[Begin Data records]
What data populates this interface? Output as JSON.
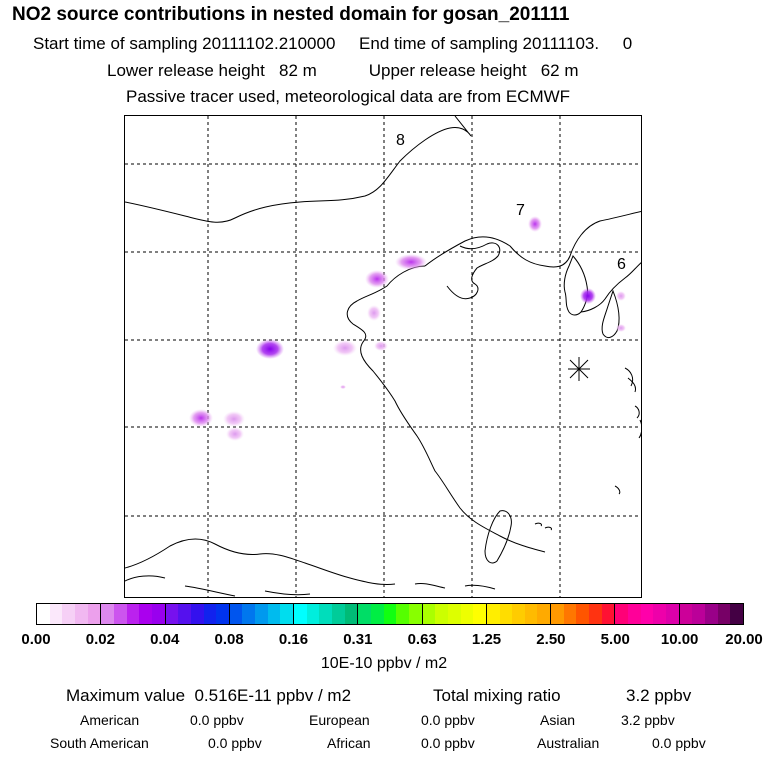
{
  "title": "NO2 source contributions in nested domain for gosan_201111",
  "line1": "Start time of sampling 20111102.210000     End time of sampling 20111103.     0",
  "line2": "Lower release height   82 m           Upper release height   62 m",
  "line3": "Passive tracer used, meteorological data are from ECMWF",
  "map": {
    "labels": [
      "8",
      "7",
      "6"
    ],
    "station_marker": "star-burst"
  },
  "colorbar": {
    "ticks": [
      "0.00",
      "0.02",
      "0.04",
      "0.08",
      "0.16",
      "0.31",
      "0.63",
      "1.25",
      "2.50",
      "5.00",
      "10.00",
      "20.00"
    ],
    "segments": [
      [
        "#ffffff",
        "#fbe8fb",
        "#f6d0f6",
        "#f1b8f1",
        "#eca0ec"
      ],
      [
        "#dd88ee",
        "#cc55ee",
        "#bb22ee",
        "#aa00ee",
        "#9900ee"
      ],
      [
        "#7711ee",
        "#5511ee",
        "#3311ee",
        "#1122ee",
        "#0033ee"
      ],
      [
        "#0055ee",
        "#0077ee",
        "#0099ee",
        "#00bbee",
        "#00ddee"
      ],
      [
        "#00ffff",
        "#00eedd",
        "#00ddbb",
        "#00cc99",
        "#00bb77"
      ],
      [
        "#00dd66",
        "#00ee44",
        "#11ff11",
        "#55ff00",
        "#88ff00"
      ],
      [
        "#aaff00",
        "#ccff00",
        "#ddff00",
        "#eeff00",
        "#ffff00"
      ],
      [
        "#ffee00",
        "#ffdd00",
        "#ffcc00",
        "#ffbb00",
        "#ffaa00"
      ],
      [
        "#ff9900",
        "#ff7700",
        "#ff5500",
        "#ff3311",
        "#ff1133"
      ],
      [
        "#ff0077",
        "#ff0099",
        "#ff00aa",
        "#ee00aa",
        "#dd00aa"
      ],
      [
        "#cc0099",
        "#bb0099",
        "#990088",
        "#770066",
        "#440044"
      ]
    ],
    "units": "10E-10 ppbv / m2"
  },
  "summary": {
    "max_label": "Maximum value  0.516E-11 ppbv / m2",
    "total_label": "Total mixing ratio",
    "total_value": "3.2 ppbv",
    "regions": [
      {
        "name": "American",
        "value": "0.0 ppbv"
      },
      {
        "name": "European",
        "value": "0.0 ppbv"
      },
      {
        "name": "Asian",
        "value": "3.2 ppbv"
      },
      {
        "name": "South American",
        "value": "0.0 ppbv"
      },
      {
        "name": "African",
        "value": "0.0 ppbv"
      },
      {
        "name": "Australian",
        "value": "0.0 ppbv"
      }
    ]
  }
}
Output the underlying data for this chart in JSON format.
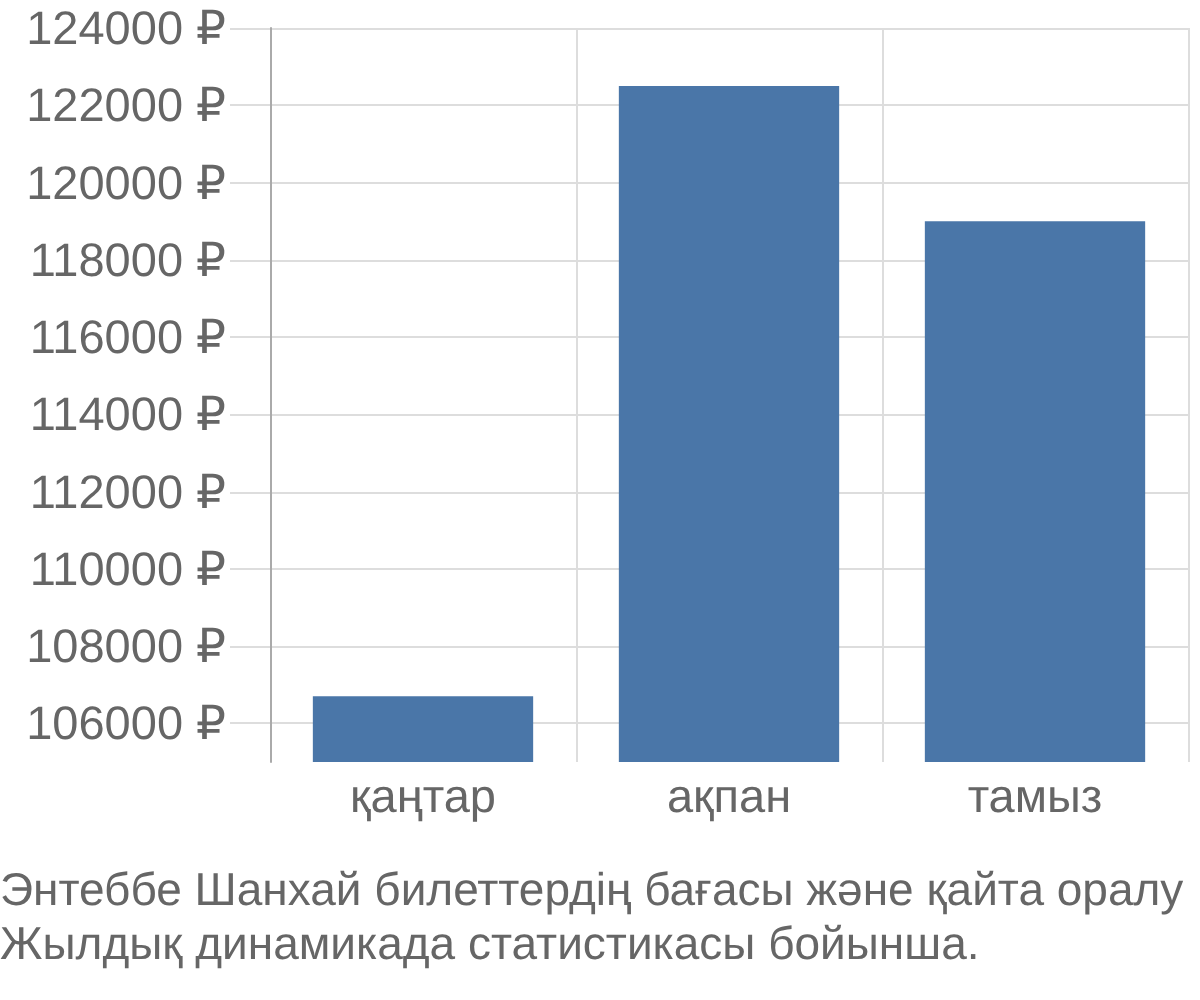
{
  "chart_data": {
    "type": "bar",
    "categories": [
      "қаңтар",
      "ақпан",
      "тамыз"
    ],
    "values": [
      106700,
      122500,
      119000
    ],
    "color": "#4a76a8",
    "ylim": [
      105000,
      124000
    ],
    "yticks": [
      {
        "value": 106000,
        "label": "106000 ₽"
      },
      {
        "value": 108000,
        "label": "108000 ₽"
      },
      {
        "value": 110000,
        "label": "110000 ₽"
      },
      {
        "value": 112000,
        "label": "112000 ₽"
      },
      {
        "value": 114000,
        "label": "114000 ₽"
      },
      {
        "value": 116000,
        "label": "116000 ₽"
      },
      {
        "value": 118000,
        "label": "118000 ₽"
      },
      {
        "value": 120000,
        "label": "120000 ₽"
      },
      {
        "value": 122000,
        "label": "122000 ₽"
      },
      {
        "value": 124000,
        "label": "124000 ₽"
      }
    ],
    "grid": true,
    "annotations": [
      "Энтеббе Шанхай билеттердің бағасы және қайта оралу",
      "Жылдық динамикада статистикасы бойынша."
    ]
  }
}
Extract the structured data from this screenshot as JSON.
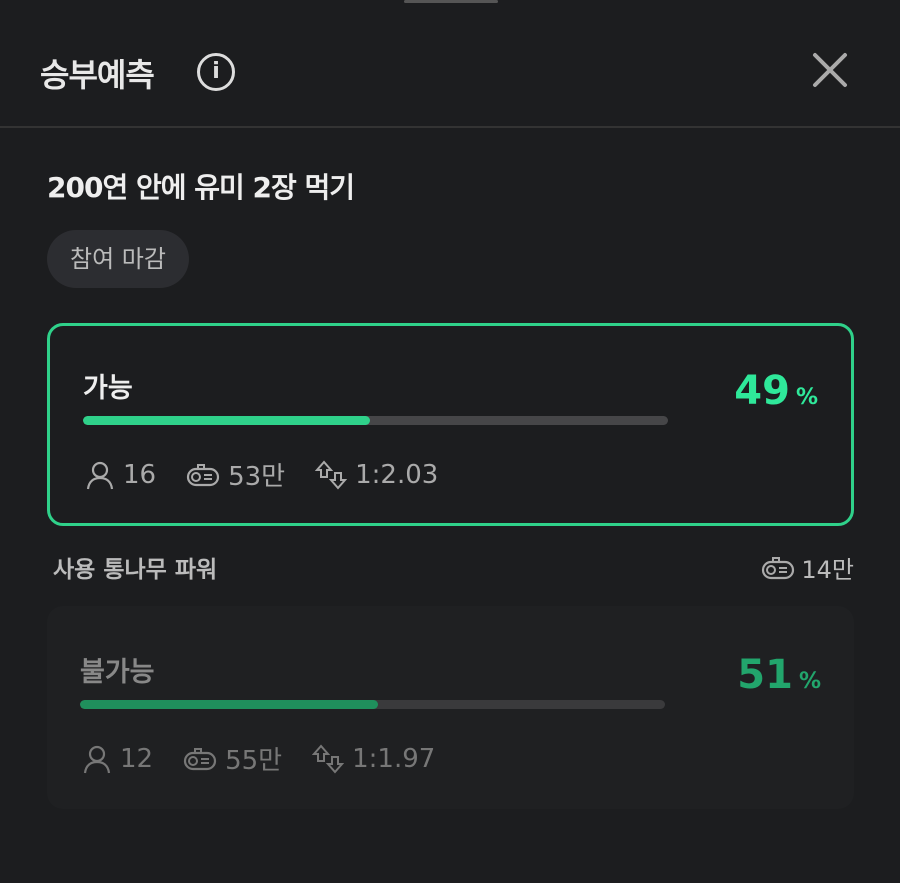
{
  "header": {
    "title": "승부예측",
    "info_icon": "info-icon",
    "close_icon": "close-icon"
  },
  "question": "200연 안에 유미 2장 먹기",
  "status_badge": "참여 마감",
  "accent_color": "#2fd18a",
  "options": [
    {
      "label": "가능",
      "percent": "49",
      "percent_sign": "%",
      "participants": "16",
      "points": "53만",
      "ratio": "1:2.03",
      "selected": true,
      "fill": 49
    },
    {
      "label": "불가능",
      "percent": "51",
      "percent_sign": "%",
      "participants": "12",
      "points": "55만",
      "ratio": "1:1.97",
      "selected": false,
      "fill": 51
    }
  ],
  "used_power": {
    "label": "사용 통나무 파워",
    "value": "14만"
  }
}
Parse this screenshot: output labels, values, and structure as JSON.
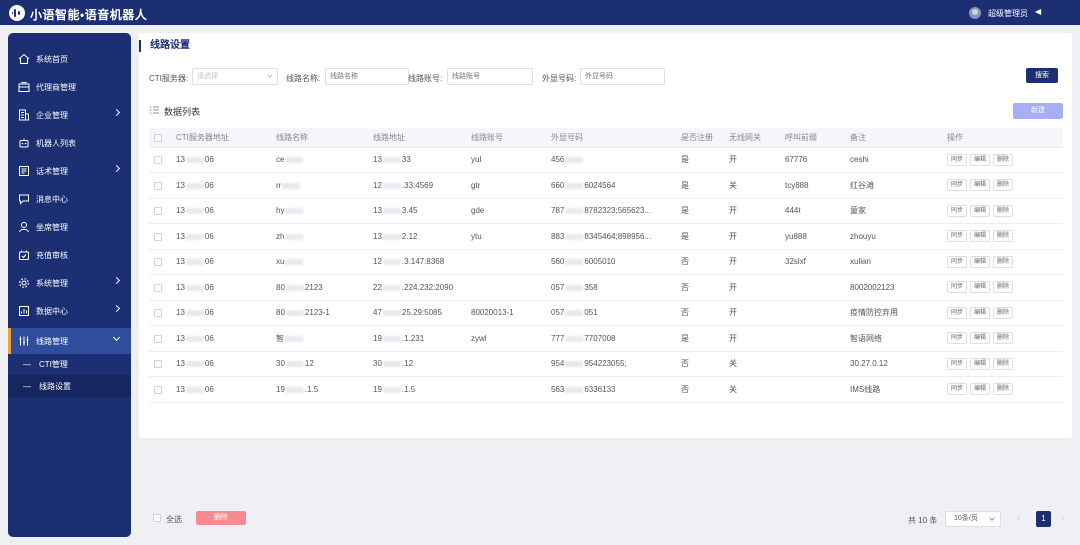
{
  "app": {
    "title": "小语智能•语音机器人",
    "user": "超级管理员",
    "user_caret": "◀"
  },
  "sidebar": {
    "items": [
      {
        "label": "系统首页",
        "icon": "home-icon"
      },
      {
        "label": "代理商管理",
        "icon": "agent-icon"
      },
      {
        "label": "企业管理",
        "icon": "enterprise-icon"
      },
      {
        "label": "机器人列表",
        "icon": "robot-icon"
      },
      {
        "label": "话术管理",
        "icon": "script-icon"
      },
      {
        "label": "消息中心",
        "icon": "message-icon"
      },
      {
        "label": "坐席管理",
        "icon": "seat-icon"
      },
      {
        "label": "充值审核",
        "icon": "recharge-icon"
      },
      {
        "label": "系统管理",
        "icon": "gear-icon"
      },
      {
        "label": "数据中心",
        "icon": "data-icon"
      },
      {
        "label": "线路管理",
        "icon": "line-icon"
      }
    ],
    "sub_items": [
      {
        "label": "CTI管理"
      },
      {
        "label": "线路设置"
      }
    ],
    "sub_dash": "—"
  },
  "main": {
    "title": "线路设置",
    "filters": {
      "cti_label": "CTI服务器:",
      "cti_placeholder": "请选择",
      "name_label": "线路名称:",
      "name_placeholder": "线路名称",
      "account_label": "线路账号:",
      "account_placeholder": "线路账号",
      "display_label": "外显号码:",
      "display_placeholder": "外显号码",
      "search_label": "搜索"
    },
    "list_title": "数据列表",
    "new_label": "新建",
    "table": {
      "headers": [
        "CTI服务器地址",
        "线路名称",
        "线路地址",
        "线路账号",
        "外显号码",
        "是否注册",
        "无线网关",
        "呼叫前缀",
        "备注",
        "操作"
      ],
      "rows": [
        {
          "cti_a": "13",
          "cti_b": "06",
          "name_a": "ce",
          "name_b": "",
          "addr_a": "13",
          "addr_b": "33",
          "account": "yul",
          "disp_a": "456",
          "disp_b": "",
          "registered": "是",
          "gateway": "开",
          "prefix": "67776",
          "remark": "ceshi"
        },
        {
          "cti_a": "13",
          "cti_b": "06",
          "name_a": "rr",
          "name_b": "",
          "addr_a": "12",
          "addr_b": ".33:4569",
          "account": "gtr",
          "disp_a": "660",
          "disp_b": "6024564",
          "registered": "是",
          "gateway": "关",
          "prefix": "tcy888",
          "remark": "红谷滩"
        },
        {
          "cti_a": "13",
          "cti_b": "06",
          "name_a": "hy",
          "name_b": "",
          "addr_a": "13",
          "addr_b": "3.45",
          "account": "gde",
          "disp_a": "787",
          "disp_b": "8782323;565623...",
          "registered": "是",
          "gateway": "开",
          "prefix": "444t",
          "remark": "童家"
        },
        {
          "cti_a": "13",
          "cti_b": "06",
          "name_a": "zh",
          "name_b": "",
          "addr_a": "13",
          "addr_b": "2.12",
          "account": "ytu",
          "disp_a": "883",
          "disp_b": "8345464;898956...",
          "registered": "是",
          "gateway": "开",
          "prefix": "yu888",
          "remark": "zhouyu"
        },
        {
          "cti_a": "13",
          "cti_b": "06",
          "name_a": "xu",
          "name_b": "",
          "addr_a": "12",
          "addr_b": ".3.147:8368",
          "account": "",
          "disp_a": "560",
          "disp_b": "6005010",
          "registered": "否",
          "gateway": "开",
          "prefix": "32slxf",
          "remark": "xulian"
        },
        {
          "cti_a": "13",
          "cti_b": "06",
          "name_a": "80",
          "name_b": "2123",
          "addr_a": "22",
          "addr_b": ".224.232:2090",
          "account": "",
          "disp_a": "057",
          "disp_b": "358",
          "registered": "否",
          "gateway": "开",
          "prefix": "",
          "remark": "8002002123"
        },
        {
          "cti_a": "13",
          "cti_b": "06",
          "name_a": "80",
          "name_b": "2123-1",
          "addr_a": "47",
          "addr_b": "25.29:5085",
          "account": "80020013-1",
          "disp_a": "057",
          "disp_b": "051",
          "registered": "否",
          "gateway": "开",
          "prefix": "",
          "remark": "疫情防控弃用"
        },
        {
          "cti_a": "13",
          "cti_b": "06",
          "name_a": "智",
          "name_b": "",
          "addr_a": "19",
          "addr_b": ".1.231",
          "account": "zywl",
          "disp_a": "777",
          "disp_b": "7707008",
          "registered": "是",
          "gateway": "开",
          "prefix": "",
          "remark": "智语网络"
        },
        {
          "cti_a": "13",
          "cti_b": "06",
          "name_a": "30",
          "name_b": "12",
          "addr_a": "30",
          "addr_b": ".12",
          "account": "",
          "disp_a": "954",
          "disp_b": "954223055;",
          "registered": "否",
          "gateway": "关",
          "prefix": "",
          "remark": "30.27.0.12"
        },
        {
          "cti_a": "13",
          "cti_b": "06",
          "name_a": "19",
          "name_b": ".1.5",
          "addr_a": "19",
          "addr_b": ".1.5",
          "account": "",
          "disp_a": "563",
          "disp_b": "6336133",
          "registered": "否",
          "gateway": "关",
          "prefix": "",
          "remark": "IMS线路"
        }
      ],
      "op_labels": {
        "sync": "同步",
        "edit": "编辑",
        "delete": "删除"
      }
    }
  },
  "footer": {
    "select_all": "全选",
    "delete_label": "删除",
    "total": "共 10 条",
    "page_size": "10条/页",
    "current_page": "1",
    "prev": "‹",
    "next": "›"
  },
  "colors": {
    "nav_bg": "#1c2f73",
    "accent": "#f0a732",
    "new_button": "#a7aef5",
    "delete_button": "#f68a8e"
  }
}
[End Data records]
Task brief
Scan the entries above for the word "screenshot" and collect each line holding it.

Task output
Extract the structured data from this screenshot as JSON.
Parse this screenshot: output labels, values, and structure as JSON.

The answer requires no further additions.